Exercise objective
Exactly repeat the full listing that follows.

--- --- ---

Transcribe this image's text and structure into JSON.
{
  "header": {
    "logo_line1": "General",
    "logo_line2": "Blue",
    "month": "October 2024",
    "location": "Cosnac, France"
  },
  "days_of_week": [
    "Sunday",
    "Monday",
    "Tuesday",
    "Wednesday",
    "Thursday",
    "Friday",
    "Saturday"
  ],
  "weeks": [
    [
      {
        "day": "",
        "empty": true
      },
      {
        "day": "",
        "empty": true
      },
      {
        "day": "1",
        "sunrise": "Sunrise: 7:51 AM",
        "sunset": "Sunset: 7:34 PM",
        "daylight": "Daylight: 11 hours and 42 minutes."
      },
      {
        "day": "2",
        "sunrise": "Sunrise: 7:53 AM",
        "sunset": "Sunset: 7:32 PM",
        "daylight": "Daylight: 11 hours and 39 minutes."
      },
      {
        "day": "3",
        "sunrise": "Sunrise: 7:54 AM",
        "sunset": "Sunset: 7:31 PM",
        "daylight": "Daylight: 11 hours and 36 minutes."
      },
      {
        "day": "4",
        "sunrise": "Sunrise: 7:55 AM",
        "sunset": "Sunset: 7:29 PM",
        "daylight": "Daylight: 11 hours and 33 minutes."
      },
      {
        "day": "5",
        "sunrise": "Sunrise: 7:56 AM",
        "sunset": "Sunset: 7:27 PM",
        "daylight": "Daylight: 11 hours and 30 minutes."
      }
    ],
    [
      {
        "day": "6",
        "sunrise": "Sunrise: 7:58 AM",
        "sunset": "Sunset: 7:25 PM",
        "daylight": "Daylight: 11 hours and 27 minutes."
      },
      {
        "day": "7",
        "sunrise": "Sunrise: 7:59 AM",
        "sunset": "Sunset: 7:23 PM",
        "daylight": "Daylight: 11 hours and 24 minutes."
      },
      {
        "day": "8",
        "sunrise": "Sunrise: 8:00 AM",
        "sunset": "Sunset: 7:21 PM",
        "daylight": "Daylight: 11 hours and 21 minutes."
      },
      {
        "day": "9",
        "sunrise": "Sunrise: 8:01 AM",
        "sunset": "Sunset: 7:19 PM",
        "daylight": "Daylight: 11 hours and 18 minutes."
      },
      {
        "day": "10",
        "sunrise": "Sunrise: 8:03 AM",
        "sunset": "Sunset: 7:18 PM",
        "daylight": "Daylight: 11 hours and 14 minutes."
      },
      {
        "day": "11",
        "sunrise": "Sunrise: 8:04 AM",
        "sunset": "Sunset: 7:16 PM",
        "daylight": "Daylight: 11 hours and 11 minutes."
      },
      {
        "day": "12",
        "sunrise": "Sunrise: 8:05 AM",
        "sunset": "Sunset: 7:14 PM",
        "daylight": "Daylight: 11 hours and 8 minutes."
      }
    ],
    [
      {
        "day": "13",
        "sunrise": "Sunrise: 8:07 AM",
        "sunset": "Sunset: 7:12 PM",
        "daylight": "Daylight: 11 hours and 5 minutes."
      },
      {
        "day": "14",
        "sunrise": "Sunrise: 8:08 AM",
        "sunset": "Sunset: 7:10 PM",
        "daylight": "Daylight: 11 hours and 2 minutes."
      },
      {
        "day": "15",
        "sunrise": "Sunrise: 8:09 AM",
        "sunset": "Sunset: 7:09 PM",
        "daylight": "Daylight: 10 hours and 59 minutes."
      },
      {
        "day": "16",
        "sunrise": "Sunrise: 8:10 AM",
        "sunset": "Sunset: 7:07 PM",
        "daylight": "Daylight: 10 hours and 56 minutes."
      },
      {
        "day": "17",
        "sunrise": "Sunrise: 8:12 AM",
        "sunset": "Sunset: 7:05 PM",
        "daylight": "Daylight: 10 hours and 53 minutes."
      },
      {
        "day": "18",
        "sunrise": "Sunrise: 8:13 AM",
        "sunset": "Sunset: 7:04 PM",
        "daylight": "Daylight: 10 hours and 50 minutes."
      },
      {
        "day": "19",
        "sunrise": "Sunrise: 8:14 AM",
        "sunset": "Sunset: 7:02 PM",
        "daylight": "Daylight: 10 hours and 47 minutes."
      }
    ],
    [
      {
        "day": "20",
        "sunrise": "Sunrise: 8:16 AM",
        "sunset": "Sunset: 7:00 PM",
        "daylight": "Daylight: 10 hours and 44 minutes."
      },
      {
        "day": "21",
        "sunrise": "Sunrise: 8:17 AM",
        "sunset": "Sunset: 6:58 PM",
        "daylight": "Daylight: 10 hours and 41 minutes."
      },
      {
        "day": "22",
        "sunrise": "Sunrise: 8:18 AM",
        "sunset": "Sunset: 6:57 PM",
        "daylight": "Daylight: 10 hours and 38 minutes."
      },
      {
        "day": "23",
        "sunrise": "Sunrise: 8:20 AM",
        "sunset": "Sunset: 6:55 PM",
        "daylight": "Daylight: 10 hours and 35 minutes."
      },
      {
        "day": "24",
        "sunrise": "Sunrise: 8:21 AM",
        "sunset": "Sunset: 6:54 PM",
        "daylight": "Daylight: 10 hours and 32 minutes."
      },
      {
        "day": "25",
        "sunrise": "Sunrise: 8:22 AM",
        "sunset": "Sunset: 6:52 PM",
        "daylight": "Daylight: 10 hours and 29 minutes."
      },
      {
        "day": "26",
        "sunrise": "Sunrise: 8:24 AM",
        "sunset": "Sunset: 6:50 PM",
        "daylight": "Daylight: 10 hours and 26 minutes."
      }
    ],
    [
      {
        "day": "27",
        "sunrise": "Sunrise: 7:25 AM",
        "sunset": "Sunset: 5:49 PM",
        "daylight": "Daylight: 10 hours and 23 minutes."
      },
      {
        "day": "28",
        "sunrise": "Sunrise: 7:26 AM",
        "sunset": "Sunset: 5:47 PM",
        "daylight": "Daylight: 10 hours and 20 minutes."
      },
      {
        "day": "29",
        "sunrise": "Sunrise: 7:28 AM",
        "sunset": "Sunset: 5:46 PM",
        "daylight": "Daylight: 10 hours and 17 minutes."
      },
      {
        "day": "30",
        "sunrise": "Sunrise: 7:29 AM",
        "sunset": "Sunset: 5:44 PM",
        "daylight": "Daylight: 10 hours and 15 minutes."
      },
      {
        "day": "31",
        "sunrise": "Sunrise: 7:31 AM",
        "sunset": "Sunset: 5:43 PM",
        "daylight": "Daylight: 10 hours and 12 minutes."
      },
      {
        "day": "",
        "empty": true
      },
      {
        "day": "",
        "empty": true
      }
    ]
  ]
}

--- --- ---

Result of this exercise
Transcribe this image's text and structure into JSON.
{
  "header": {
    "logo_line1": "General",
    "logo_line2": "Blue",
    "month": "October 2024",
    "location": "Cosnac, France"
  },
  "days_of_week": [
    "Sunday",
    "Monday",
    "Tuesday",
    "Wednesday",
    "Thursday",
    "Friday",
    "Saturday"
  ],
  "weeks": [
    [
      {
        "day": "",
        "empty": true
      },
      {
        "day": "",
        "empty": true
      },
      {
        "day": "1",
        "sunrise": "Sunrise: 7:51 AM",
        "sunset": "Sunset: 7:34 PM",
        "daylight": "Daylight: 11 hours and 42 minutes."
      },
      {
        "day": "2",
        "sunrise": "Sunrise: 7:53 AM",
        "sunset": "Sunset: 7:32 PM",
        "daylight": "Daylight: 11 hours and 39 minutes."
      },
      {
        "day": "3",
        "sunrise": "Sunrise: 7:54 AM",
        "sunset": "Sunset: 7:31 PM",
        "daylight": "Daylight: 11 hours and 36 minutes."
      },
      {
        "day": "4",
        "sunrise": "Sunrise: 7:55 AM",
        "sunset": "Sunset: 7:29 PM",
        "daylight": "Daylight: 11 hours and 33 minutes."
      },
      {
        "day": "5",
        "sunrise": "Sunrise: 7:56 AM",
        "sunset": "Sunset: 7:27 PM",
        "daylight": "Daylight: 11 hours and 30 minutes."
      }
    ],
    [
      {
        "day": "6",
        "sunrise": "Sunrise: 7:58 AM",
        "sunset": "Sunset: 7:25 PM",
        "daylight": "Daylight: 11 hours and 27 minutes."
      },
      {
        "day": "7",
        "sunrise": "Sunrise: 7:59 AM",
        "sunset": "Sunset: 7:23 PM",
        "daylight": "Daylight: 11 hours and 24 minutes."
      },
      {
        "day": "8",
        "sunrise": "Sunrise: 8:00 AM",
        "sunset": "Sunset: 7:21 PM",
        "daylight": "Daylight: 11 hours and 21 minutes."
      },
      {
        "day": "9",
        "sunrise": "Sunrise: 8:01 AM",
        "sunset": "Sunset: 7:19 PM",
        "daylight": "Daylight: 11 hours and 18 minutes."
      },
      {
        "day": "10",
        "sunrise": "Sunrise: 8:03 AM",
        "sunset": "Sunset: 7:18 PM",
        "daylight": "Daylight: 11 hours and 14 minutes."
      },
      {
        "day": "11",
        "sunrise": "Sunrise: 8:04 AM",
        "sunset": "Sunset: 7:16 PM",
        "daylight": "Daylight: 11 hours and 11 minutes."
      },
      {
        "day": "12",
        "sunrise": "Sunrise: 8:05 AM",
        "sunset": "Sunset: 7:14 PM",
        "daylight": "Daylight: 11 hours and 8 minutes."
      }
    ],
    [
      {
        "day": "13",
        "sunrise": "Sunrise: 8:07 AM",
        "sunset": "Sunset: 7:12 PM",
        "daylight": "Daylight: 11 hours and 5 minutes."
      },
      {
        "day": "14",
        "sunrise": "Sunrise: 8:08 AM",
        "sunset": "Sunset: 7:10 PM",
        "daylight": "Daylight: 11 hours and 2 minutes."
      },
      {
        "day": "15",
        "sunrise": "Sunrise: 8:09 AM",
        "sunset": "Sunset: 7:09 PM",
        "daylight": "Daylight: 10 hours and 59 minutes."
      },
      {
        "day": "16",
        "sunrise": "Sunrise: 8:10 AM",
        "sunset": "Sunset: 7:07 PM",
        "daylight": "Daylight: 10 hours and 56 minutes."
      },
      {
        "day": "17",
        "sunrise": "Sunrise: 8:12 AM",
        "sunset": "Sunset: 7:05 PM",
        "daylight": "Daylight: 10 hours and 53 minutes."
      },
      {
        "day": "18",
        "sunrise": "Sunrise: 8:13 AM",
        "sunset": "Sunset: 7:04 PM",
        "daylight": "Daylight: 10 hours and 50 minutes."
      },
      {
        "day": "19",
        "sunrise": "Sunrise: 8:14 AM",
        "sunset": "Sunset: 7:02 PM",
        "daylight": "Daylight: 10 hours and 47 minutes."
      }
    ],
    [
      {
        "day": "20",
        "sunrise": "Sunrise: 8:16 AM",
        "sunset": "Sunset: 7:00 PM",
        "daylight": "Daylight: 10 hours and 44 minutes."
      },
      {
        "day": "21",
        "sunrise": "Sunrise: 8:17 AM",
        "sunset": "Sunset: 6:58 PM",
        "daylight": "Daylight: 10 hours and 41 minutes."
      },
      {
        "day": "22",
        "sunrise": "Sunrise: 8:18 AM",
        "sunset": "Sunset: 6:57 PM",
        "daylight": "Daylight: 10 hours and 38 minutes."
      },
      {
        "day": "23",
        "sunrise": "Sunrise: 8:20 AM",
        "sunset": "Sunset: 6:55 PM",
        "daylight": "Daylight: 10 hours and 35 minutes."
      },
      {
        "day": "24",
        "sunrise": "Sunrise: 8:21 AM",
        "sunset": "Sunset: 6:54 PM",
        "daylight": "Daylight: 10 hours and 32 minutes."
      },
      {
        "day": "25",
        "sunrise": "Sunrise: 8:22 AM",
        "sunset": "Sunset: 6:52 PM",
        "daylight": "Daylight: 10 hours and 29 minutes."
      },
      {
        "day": "26",
        "sunrise": "Sunrise: 8:24 AM",
        "sunset": "Sunset: 6:50 PM",
        "daylight": "Daylight: 10 hours and 26 minutes."
      }
    ],
    [
      {
        "day": "27",
        "sunrise": "Sunrise: 7:25 AM",
        "sunset": "Sunset: 5:49 PM",
        "daylight": "Daylight: 10 hours and 23 minutes."
      },
      {
        "day": "28",
        "sunrise": "Sunrise: 7:26 AM",
        "sunset": "Sunset: 5:47 PM",
        "daylight": "Daylight: 10 hours and 20 minutes."
      },
      {
        "day": "29",
        "sunrise": "Sunrise: 7:28 AM",
        "sunset": "Sunset: 5:46 PM",
        "daylight": "Daylight: 10 hours and 17 minutes."
      },
      {
        "day": "30",
        "sunrise": "Sunrise: 7:29 AM",
        "sunset": "Sunset: 5:44 PM",
        "daylight": "Daylight: 10 hours and 15 minutes."
      },
      {
        "day": "31",
        "sunrise": "Sunrise: 7:31 AM",
        "sunset": "Sunset: 5:43 PM",
        "daylight": "Daylight: 10 hours and 12 minutes."
      },
      {
        "day": "",
        "empty": true
      },
      {
        "day": "",
        "empty": true
      }
    ]
  ]
}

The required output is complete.